Stored data —

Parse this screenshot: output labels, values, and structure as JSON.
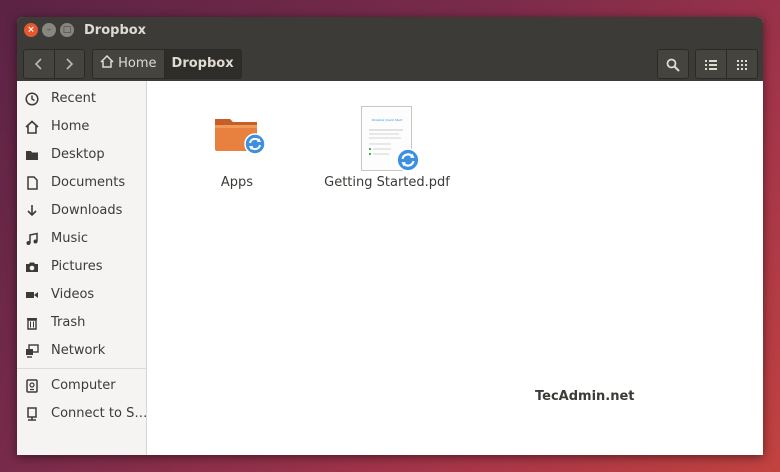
{
  "window": {
    "title": "Dropbox",
    "close_icon": "close-icon",
    "minimize_icon": "minimize-icon",
    "maximize_icon": "maximize-icon"
  },
  "toolbar": {
    "breadcrumb": [
      {
        "label": "Home",
        "icon": "home-icon"
      },
      {
        "label": "Dropbox"
      }
    ],
    "buttons": {
      "back": "chevron-left-icon",
      "forward": "chevron-right-icon",
      "search": "search-icon",
      "list_view": "list-view-icon",
      "grid_view": "grid-view-icon"
    }
  },
  "sidebar": {
    "places": [
      {
        "label": "Recent",
        "icon": "clock-icon"
      },
      {
        "label": "Home",
        "icon": "home-icon"
      },
      {
        "label": "Desktop",
        "icon": "folder-icon"
      },
      {
        "label": "Documents",
        "icon": "document-icon"
      },
      {
        "label": "Downloads",
        "icon": "download-icon"
      },
      {
        "label": "Music",
        "icon": "music-icon"
      },
      {
        "label": "Pictures",
        "icon": "camera-icon"
      },
      {
        "label": "Videos",
        "icon": "video-icon"
      },
      {
        "label": "Trash",
        "icon": "trash-icon"
      },
      {
        "label": "Network",
        "icon": "network-icon"
      }
    ],
    "devices": [
      {
        "label": "Computer",
        "icon": "computer-icon"
      },
      {
        "label": "Connect to S…",
        "icon": "server-icon"
      }
    ]
  },
  "files": [
    {
      "name": "Apps",
      "type": "folder",
      "sync_icon": "sync-icon"
    },
    {
      "name": "Getting Started.pdf",
      "type": "pdf",
      "sync_icon": "sync-icon",
      "thumbnail_heading": "Dropbox Quick Start"
    }
  ],
  "watermark": "TecAdmin.net",
  "colors": {
    "titlebar": "#3c3b37",
    "close_button": "#e3582f",
    "folder": "#e07a3a",
    "sync_badge": "#3d8fe0"
  }
}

Your objective — Return every line of the records exactly as given, pictures excluded.

Written response —
Parse this screenshot: output labels, values, and structure as JSON.
{
  "window": {
    "title": "Dropbox",
    "close_icon": "close-icon",
    "minimize_icon": "minimize-icon",
    "maximize_icon": "maximize-icon"
  },
  "toolbar": {
    "breadcrumb": [
      {
        "label": "Home",
        "icon": "home-icon"
      },
      {
        "label": "Dropbox"
      }
    ],
    "buttons": {
      "back": "chevron-left-icon",
      "forward": "chevron-right-icon",
      "search": "search-icon",
      "list_view": "list-view-icon",
      "grid_view": "grid-view-icon"
    }
  },
  "sidebar": {
    "places": [
      {
        "label": "Recent",
        "icon": "clock-icon"
      },
      {
        "label": "Home",
        "icon": "home-icon"
      },
      {
        "label": "Desktop",
        "icon": "folder-icon"
      },
      {
        "label": "Documents",
        "icon": "document-icon"
      },
      {
        "label": "Downloads",
        "icon": "download-icon"
      },
      {
        "label": "Music",
        "icon": "music-icon"
      },
      {
        "label": "Pictures",
        "icon": "camera-icon"
      },
      {
        "label": "Videos",
        "icon": "video-icon"
      },
      {
        "label": "Trash",
        "icon": "trash-icon"
      },
      {
        "label": "Network",
        "icon": "network-icon"
      }
    ],
    "devices": [
      {
        "label": "Computer",
        "icon": "computer-icon"
      },
      {
        "label": "Connect to S…",
        "icon": "server-icon"
      }
    ]
  },
  "files": [
    {
      "name": "Apps",
      "type": "folder",
      "sync_icon": "sync-icon"
    },
    {
      "name": "Getting Started.pdf",
      "type": "pdf",
      "sync_icon": "sync-icon",
      "thumbnail_heading": "Dropbox Quick Start"
    }
  ],
  "watermark": "TecAdmin.net",
  "colors": {
    "titlebar": "#3c3b37",
    "close_button": "#e3582f",
    "folder": "#e07a3a",
    "sync_badge": "#3d8fe0"
  }
}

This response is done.